• _Instructions for the task_:
Reproduce all of the data exactly, with no line skipped.

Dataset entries
____________________

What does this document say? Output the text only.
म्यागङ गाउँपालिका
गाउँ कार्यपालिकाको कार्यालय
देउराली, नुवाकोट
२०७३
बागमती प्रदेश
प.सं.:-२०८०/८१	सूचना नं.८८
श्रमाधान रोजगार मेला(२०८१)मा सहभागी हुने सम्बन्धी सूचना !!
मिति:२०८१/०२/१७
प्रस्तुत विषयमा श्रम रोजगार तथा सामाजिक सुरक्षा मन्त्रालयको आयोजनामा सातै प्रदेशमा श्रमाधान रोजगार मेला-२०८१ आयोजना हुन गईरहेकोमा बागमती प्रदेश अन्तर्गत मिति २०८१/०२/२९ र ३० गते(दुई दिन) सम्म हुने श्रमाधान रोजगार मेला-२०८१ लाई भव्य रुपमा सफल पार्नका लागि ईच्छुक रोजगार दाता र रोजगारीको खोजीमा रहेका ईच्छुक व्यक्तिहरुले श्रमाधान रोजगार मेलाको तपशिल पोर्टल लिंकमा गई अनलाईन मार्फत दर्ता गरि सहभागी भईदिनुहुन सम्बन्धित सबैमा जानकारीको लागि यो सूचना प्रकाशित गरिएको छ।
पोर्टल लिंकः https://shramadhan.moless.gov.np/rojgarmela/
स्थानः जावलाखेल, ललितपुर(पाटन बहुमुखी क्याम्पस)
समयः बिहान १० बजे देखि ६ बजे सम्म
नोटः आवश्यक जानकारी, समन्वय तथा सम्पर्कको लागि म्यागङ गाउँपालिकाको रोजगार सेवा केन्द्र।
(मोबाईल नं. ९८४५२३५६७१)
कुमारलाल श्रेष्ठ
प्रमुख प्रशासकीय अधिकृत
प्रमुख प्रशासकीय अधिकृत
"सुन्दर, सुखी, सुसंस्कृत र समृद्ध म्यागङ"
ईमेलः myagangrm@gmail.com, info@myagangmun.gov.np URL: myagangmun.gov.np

____________________

• _Exercise output_:
What does this document say? Output the text only.
म्यागङ गाउँपालिका
गाउँ कार्यपालिकाको कार्यालय
देउराली, नुवाकोट
२०७३
बागमती प्रदेश
प.सं.:-२०८०/८१	सूचना नं.८८
श्रमाधान रोजगार मेला(२०८१)मा सहभागी हुने सम्बन्धी सूचना !!
मिति:२०८१/०२/१७
प्रस्तुत विषयमा श्रम रोजगार तथा सामाजिक सुरक्षा मन्त्रालयको आयोजनामा सातै प्रदेशमा श्रमाधान रोजगार मेला-२०८१ आयोजना हुन गईरहेकोमा बागमती प्रदेश अन्तर्गत मिति २०८१/०२/२९ र ३० गते(दुई दिन) सम्म हुने श्रमाधान रोजगार मेला-२०८१ लाई भव्य रुपमा सफल पार्नका लागि ईच्छुक रोजगार दाता र रोजगारीको खोजीमा रहेका ईच्छुक व्यक्तिहरुले श्रमाधान रोजगार मेलाको तपशिल पोर्टल लिंकमा गई अनलाईन मार्फत दर्ता गरि सहभागी भईदिनुहुन सम्बन्धित सबैमा जानकारीको लागि यो सूचना प्रकाशित गरिएको छ।
पोर्टल लिंकः https://shramadhan.moless.gov.np/rojgarmela/
स्थानः जावलाखेल, ललितपुर(पाटन बहुमुखी क्याम्पस)
समयः बिहान १० बजे देखि ६ बजे सम्म
नोटः आवश्यक जानकारी, समन्वय तथा सम्पर्कको लागि म्यागङ गाउँपालिकाको रोजगार सेवा केन्द्र।
(मोबाईल नं. ९८४५२३५६७१)
कुमारलाल श्रेष्ठ
प्रमुख प्रशासकीय अधिकृत
प्रमुख प्रशासकीय अधिकृत
"सुन्दर, सुखी, सुसंस्कृत र समृद्ध म्यागङ"
ईमेलः myagangrm@gmail.com, info@myagangmun.gov.np URL: myagangmun.gov.np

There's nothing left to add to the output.